What you need to do
Skip the pictures. Copy all the rest of the records down exactly.

Record excerpts
_ _ _ _ _

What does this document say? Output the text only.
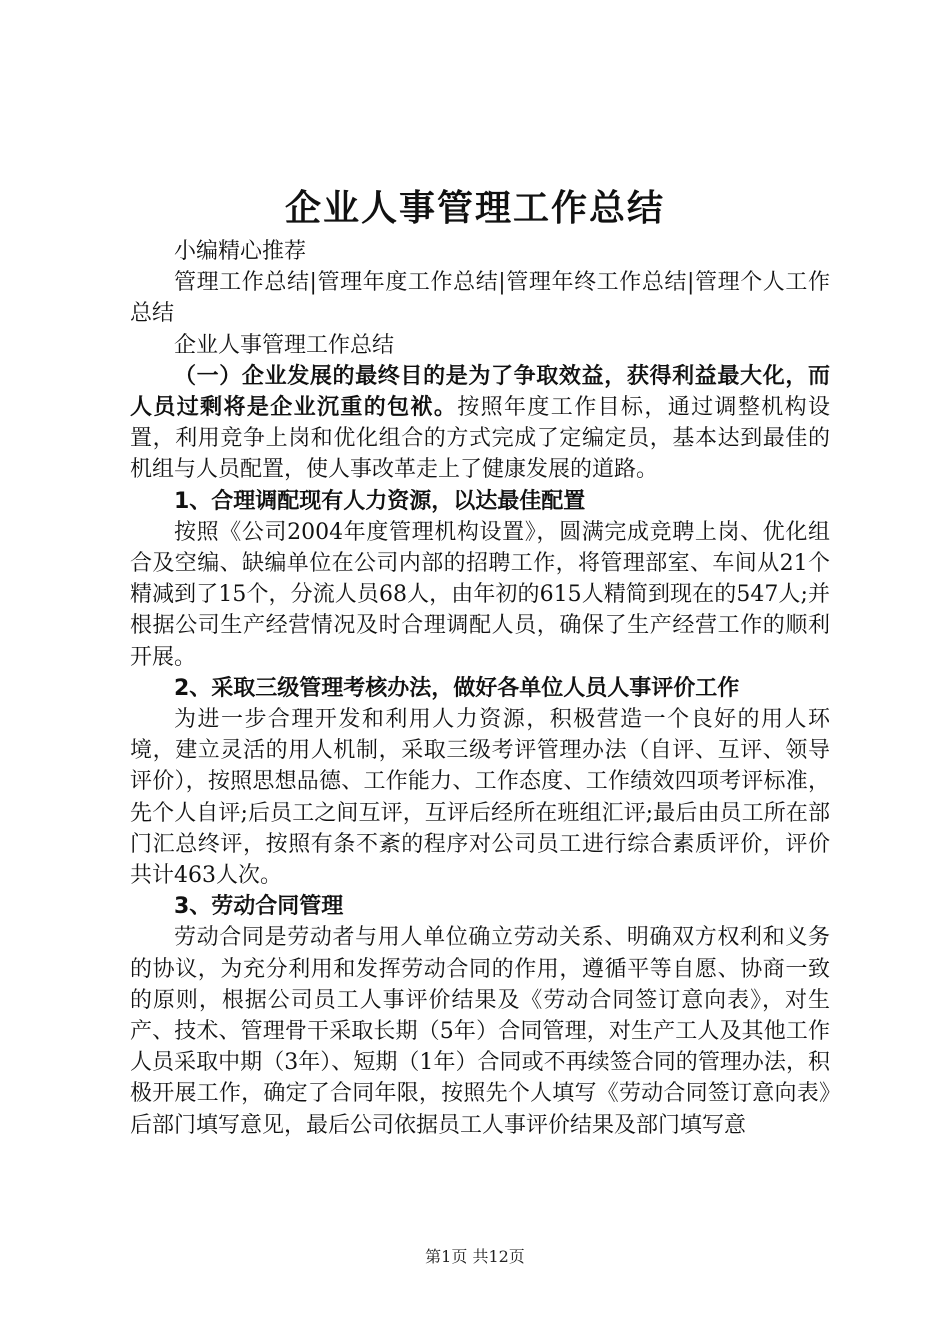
企业人事管理工作总结

小编精心推荐

管理工作总结|管理年度工作总结|管理年终工作总结|管理个人工作总结

企业人事管理工作总结

（一）企业发展的最终目的是为了争取效益，获得利益最大化，而人员过剩将是企业沉重的包袱。按照年度工作目标，通过调整机构设置，利用竞争上岗和优化组合的方式完成了定编定员，基本达到最佳的机组与人员配置，使人事改革走上了健康发展的道路。

1、合理调配现有人力资源，以达最佳配置

按照《公司2004年度管理机构设置》，圆满完成竞聘上岗、优化组合及空编、缺编单位在公司内部的招聘工作，将管理部室、车间从21个精减到了15个，分流人员68人，由年初的615人精简到现在的547人;并根据公司生产经营情况及时合理调配人员，确保了生产经营工作的顺利开展。

2、采取三级管理考核办法，做好各单位人员人事评价工作

为进一步合理开发和利用人力资源，积极营造一个良好的用人环境，建立灵活的用人机制，采取三级考评管理办法（自评、互评、领导评价），按照思想品德、工作能力、工作态度、工作绩效四项考评标准，先个人自评;后员工之间互评，互评后经所在班组汇评;最后由员工所在部门汇总终评，按照有条不紊的程序对公司员工进行综合素质评价，评价共计463人次。

3、劳动合同管理

劳动合同是劳动者与用人单位确立劳动关系、明确双方权利和义务的协议，为充分利用和发挥劳动合同的作用，遵循平等自愿、协商一致的原则，根据公司员工人事评价结果及《劳动合同签订意向表》，对生产、技术、管理骨干采取长期（5年）合同管理，对生产工人及其他工作人员采取中期（3年）、短期（1年）合同或不再续签合同的管理办法，积极开展工作，确定了合同年限，按照先个人填写《劳动合同签订意向表》后部门填写意见，最后公司依据员工人事评价结果及部门填写意

第1页 共12页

_ _ _ _ _

Task output
What does this document say? Output the text only.
企业人事管理工作总结

小编精心推荐

管理工作总结|管理年度工作总结|管理年终工作总结|管理个人工作总结

企业人事管理工作总结

（一）企业发展的最终目的是为了争取效益，获得利益最大化，而人员过剩将是企业沉重的包袱。按照年度工作目标，通过调整机构设置，利用竞争上岗和优化组合的方式完成了定编定员，基本达到最佳的机组与人员配置，使人事改革走上了健康发展的道路。

1、合理调配现有人力资源，以达最佳配置

按照《公司2004年度管理机构设置》，圆满完成竞聘上岗、优化组合及空编、缺编单位在公司内部的招聘工作，将管理部室、车间从21个精减到了15个，分流人员68人，由年初的615人精简到现在的547人;并根据公司生产经营情况及时合理调配人员，确保了生产经营工作的顺利开展。

2、采取三级管理考核办法，做好各单位人员人事评价工作

为进一步合理开发和利用人力资源，积极营造一个良好的用人环境，建立灵活的用人机制，采取三级考评管理办法（自评、互评、领导评价），按照思想品德、工作能力、工作态度、工作绩效四项考评标准，先个人自评;后员工之间互评，互评后经所在班组汇评;最后由员工所在部门汇总终评，按照有条不紊的程序对公司员工进行综合素质评价，评价共计463人次。

3、劳动合同管理

劳动合同是劳动者与用人单位确立劳动关系、明确双方权利和义务的协议，为充分利用和发挥劳动合同的作用，遵循平等自愿、协商一致的原则，根据公司员工人事评价结果及《劳动合同签订意向表》，对生产、技术、管理骨干采取长期（5年）合同管理，对生产工人及其他工作人员采取中期（3年）、短期（1年）合同或不再续签合同的管理办法，积极开展工作，确定了合同年限，按照先个人填写《劳动合同签订意向表》后部门填写意见，最后公司依据员工人事评价结果及部门填写意

第1页 共12页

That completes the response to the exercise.